Exercise objective: Each entry has to be copied exactly, with nothing missed.

Data for the task:
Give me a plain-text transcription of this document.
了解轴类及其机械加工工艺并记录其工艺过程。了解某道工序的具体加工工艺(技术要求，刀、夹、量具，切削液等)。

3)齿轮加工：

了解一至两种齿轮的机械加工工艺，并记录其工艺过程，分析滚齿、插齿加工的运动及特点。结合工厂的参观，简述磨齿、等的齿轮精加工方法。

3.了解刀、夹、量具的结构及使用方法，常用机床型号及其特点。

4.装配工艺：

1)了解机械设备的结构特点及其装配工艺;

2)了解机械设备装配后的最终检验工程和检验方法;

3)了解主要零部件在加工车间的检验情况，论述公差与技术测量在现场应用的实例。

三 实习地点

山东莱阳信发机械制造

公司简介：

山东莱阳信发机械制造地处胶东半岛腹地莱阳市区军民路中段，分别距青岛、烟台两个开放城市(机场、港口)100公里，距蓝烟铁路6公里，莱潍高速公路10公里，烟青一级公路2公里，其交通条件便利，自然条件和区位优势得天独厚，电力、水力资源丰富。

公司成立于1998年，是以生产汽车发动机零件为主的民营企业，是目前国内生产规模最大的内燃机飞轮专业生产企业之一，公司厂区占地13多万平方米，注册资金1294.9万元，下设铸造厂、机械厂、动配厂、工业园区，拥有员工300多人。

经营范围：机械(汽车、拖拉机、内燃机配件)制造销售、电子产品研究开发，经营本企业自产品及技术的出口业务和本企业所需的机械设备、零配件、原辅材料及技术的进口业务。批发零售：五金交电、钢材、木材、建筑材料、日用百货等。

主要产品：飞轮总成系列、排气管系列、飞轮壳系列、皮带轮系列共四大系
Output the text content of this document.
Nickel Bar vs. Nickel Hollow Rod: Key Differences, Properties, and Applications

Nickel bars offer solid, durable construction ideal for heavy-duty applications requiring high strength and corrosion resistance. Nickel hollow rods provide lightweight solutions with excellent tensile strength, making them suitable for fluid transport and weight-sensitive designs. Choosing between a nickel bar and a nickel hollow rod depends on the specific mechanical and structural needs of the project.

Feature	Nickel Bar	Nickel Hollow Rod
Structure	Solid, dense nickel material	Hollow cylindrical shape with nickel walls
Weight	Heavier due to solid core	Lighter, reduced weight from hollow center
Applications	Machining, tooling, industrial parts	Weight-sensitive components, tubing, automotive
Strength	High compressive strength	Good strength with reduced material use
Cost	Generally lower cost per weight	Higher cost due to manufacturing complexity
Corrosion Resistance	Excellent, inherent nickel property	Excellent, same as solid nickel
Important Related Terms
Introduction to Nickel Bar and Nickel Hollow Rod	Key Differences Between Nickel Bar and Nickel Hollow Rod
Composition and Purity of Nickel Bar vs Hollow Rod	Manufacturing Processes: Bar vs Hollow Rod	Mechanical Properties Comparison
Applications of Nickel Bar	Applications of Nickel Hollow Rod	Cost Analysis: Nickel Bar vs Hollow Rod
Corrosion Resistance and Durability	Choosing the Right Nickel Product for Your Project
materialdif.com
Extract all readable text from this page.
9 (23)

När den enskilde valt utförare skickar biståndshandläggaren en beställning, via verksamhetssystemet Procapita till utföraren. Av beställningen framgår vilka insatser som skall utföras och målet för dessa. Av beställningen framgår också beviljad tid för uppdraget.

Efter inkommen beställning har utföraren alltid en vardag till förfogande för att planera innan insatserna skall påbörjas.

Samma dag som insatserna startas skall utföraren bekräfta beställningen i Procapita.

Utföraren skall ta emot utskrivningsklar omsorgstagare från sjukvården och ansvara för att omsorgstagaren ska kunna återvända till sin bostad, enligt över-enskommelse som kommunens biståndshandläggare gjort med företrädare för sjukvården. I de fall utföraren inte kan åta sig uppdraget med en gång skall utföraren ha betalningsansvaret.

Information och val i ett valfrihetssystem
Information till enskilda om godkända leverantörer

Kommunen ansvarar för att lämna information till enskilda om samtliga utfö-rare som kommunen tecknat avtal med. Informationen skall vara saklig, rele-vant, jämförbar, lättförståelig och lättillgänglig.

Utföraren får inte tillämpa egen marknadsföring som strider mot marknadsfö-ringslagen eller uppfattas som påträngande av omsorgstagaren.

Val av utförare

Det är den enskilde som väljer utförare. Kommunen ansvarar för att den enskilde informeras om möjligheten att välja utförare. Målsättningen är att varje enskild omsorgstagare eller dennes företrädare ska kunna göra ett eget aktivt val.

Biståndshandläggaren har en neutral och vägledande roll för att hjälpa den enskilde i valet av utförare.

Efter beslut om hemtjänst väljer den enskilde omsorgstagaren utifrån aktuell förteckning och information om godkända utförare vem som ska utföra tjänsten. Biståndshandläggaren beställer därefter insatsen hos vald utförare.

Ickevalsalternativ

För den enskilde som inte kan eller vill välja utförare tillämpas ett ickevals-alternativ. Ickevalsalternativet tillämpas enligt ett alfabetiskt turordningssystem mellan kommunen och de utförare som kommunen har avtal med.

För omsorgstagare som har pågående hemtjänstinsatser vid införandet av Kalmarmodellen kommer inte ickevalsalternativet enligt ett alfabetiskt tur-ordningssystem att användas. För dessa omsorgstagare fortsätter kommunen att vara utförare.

Result of this task:
Give me a plain-text transcription of this document.
了解轴类及其机械加工工艺并记录其工艺过程。了解某道工序的具体加工工艺(技术要求，刀、夹、量具，切削液等)。

3)齿轮加工：

了解一至两种齿轮的机械加工工艺，并记录其工艺过程，分析滚齿、插齿加工的运动及特点。结合工厂的参观，简述磨齿、等的齿轮精加工方法。

3.了解刀、夹、量具的结构及使用方法，常用机床型号及其特点。

4.装配工艺：

1)了解机械设备的结构特点及其装配工艺;

2)了解机械设备装配后的最终检验工程和检验方法;

3)了解主要零部件在加工车间的检验情况，论述公差与技术测量在现场应用的实例。

三 实习地点

山东莱阳信发机械制造

公司简介：

山东莱阳信发机械制造地处胶东半岛腹地莱阳市区军民路中段，分别距青岛、烟台两个开放城市(机场、港口)100公里，距蓝烟铁路6公里，莱潍高速公路10公里，烟青一级公路2公里，其交通条件便利，自然条件和区位优势得天独厚，电力、水力资源丰富。

公司成立于1998年，是以生产汽车发动机零件为主的民营企业，是目前国内生产规模最大的内燃机飞轮专业生产企业之一，公司厂区占地13多万平方米，注册资金1294.9万元，下设铸造厂、机械厂、动配厂、工业园区，拥有员工300多人。

经营范围：机械(汽车、拖拉机、内燃机配件)制造销售、电子产品研究开发，经营本企业自产品及技术的出口业务和本企业所需的机械设备、零配件、原辅材料及技术的进口业务。批发零售：五金交电、钢材、木材、建筑材料、日用百货等。

主要产品：飞轮总成系列、排气管系列、飞轮壳系列、皮带轮系列共四大系
Output the text content of this document.
Nickel Bar vs. Nickel Hollow Rod: Key Differences, Properties, and Applications

Nickel bars offer solid, durable construction ideal for heavy-duty applications requiring high strength and corrosion resistance. Nickel hollow rods provide lightweight solutions with excellent tensile strength, making them suitable for fluid transport and weight-sensitive designs. Choosing between a nickel bar and a nickel hollow rod depends on the specific mechanical and structural needs of the project.

Feature	Nickel Bar	Nickel Hollow Rod
Structure	Solid, dense nickel material	Hollow cylindrical shape with nickel walls
Weight	Heavier due to solid core	Lighter, reduced weight from hollow center
Applications	Machining, tooling, industrial parts	Weight-sensitive components, tubing, automotive
Strength	High compressive strength	Good strength with reduced material use
Cost	Generally lower cost per weight	Higher cost due to manufacturing complexity
Corrosion Resistance	Excellent, inherent nickel property	Excellent, same as solid nickel
Important Related Terms
Introduction to Nickel Bar and Nickel Hollow Rod	Key Differences Between Nickel Bar and Nickel Hollow Rod
Composition and Purity of Nickel Bar vs Hollow Rod	Manufacturing Processes: Bar vs Hollow Rod	Mechanical Properties Comparison
Applications of Nickel Bar	Applications of Nickel Hollow Rod	Cost Analysis: Nickel Bar vs Hollow Rod
Corrosion Resistance and Durability	Choosing the Right Nickel Product for Your Project
materialdif.com
Extract all readable text from this page.
9 (23)

När den enskilde valt utförare skickar biståndshandläggaren en beställning, via verksamhetssystemet Procapita till utföraren. Av beställningen framgår vilka insatser som skall utföras och målet för dessa. Av beställningen framgår också beviljad tid för uppdraget.

Efter inkommen beställning har utföraren alltid en vardag till förfogande för att planera innan insatserna skall påbörjas.

Samma dag som insatserna startas skall utföraren bekräfta beställningen i Procapita.

Utföraren skall ta emot utskrivningsklar omsorgstagare från sjukvården och ansvara för att omsorgstagaren ska kunna återvända till sin bostad, enligt över-enskommelse som kommunens biståndshandläggare gjort med företrädare för sjukvården. I de fall utföraren inte kan åta sig uppdraget med en gång skall utföraren ha betalningsansvaret.

Information och val i ett valfrihetssystem
Information till enskilda om godkända leverantörer

Kommunen ansvarar för att lämna information till enskilda om samtliga utfö-rare som kommunen tecknat avtal med. Informationen skall vara saklig, rele-vant, jämförbar, lättförståelig och lättillgänglig.

Utföraren får inte tillämpa egen marknadsföring som strider mot marknadsfö-ringslagen eller uppfattas som påträngande av omsorgstagaren.

Val av utförare

Det är den enskilde som väljer utförare. Kommunen ansvarar för att den enskilde informeras om möjligheten att välja utförare. Målsättningen är att varje enskild omsorgstagare eller dennes företrädare ska kunna göra ett eget aktivt val.

Biståndshandläggaren har en neutral och vägledande roll för att hjälpa den enskilde i valet av utförare.

Efter beslut om hemtjänst väljer den enskilde omsorgstagaren utifrån aktuell förteckning och information om godkända utförare vem som ska utföra tjänsten. Biståndshandläggaren beställer därefter insatsen hos vald utförare.

Ickevalsalternativ

För den enskilde som inte kan eller vill välja utförare tillämpas ett ickevals-alternativ. Ickevalsalternativet tillämpas enligt ett alfabetiskt turordningssystem mellan kommunen och de utförare som kommunen har avtal med.

För omsorgstagare som har pågående hemtjänstinsatser vid införandet av Kalmarmodellen kommer inte ickevalsalternativet enligt ett alfabetiskt tur-ordningssystem att användas. För dessa omsorgstagare fortsätter kommunen att vara utförare.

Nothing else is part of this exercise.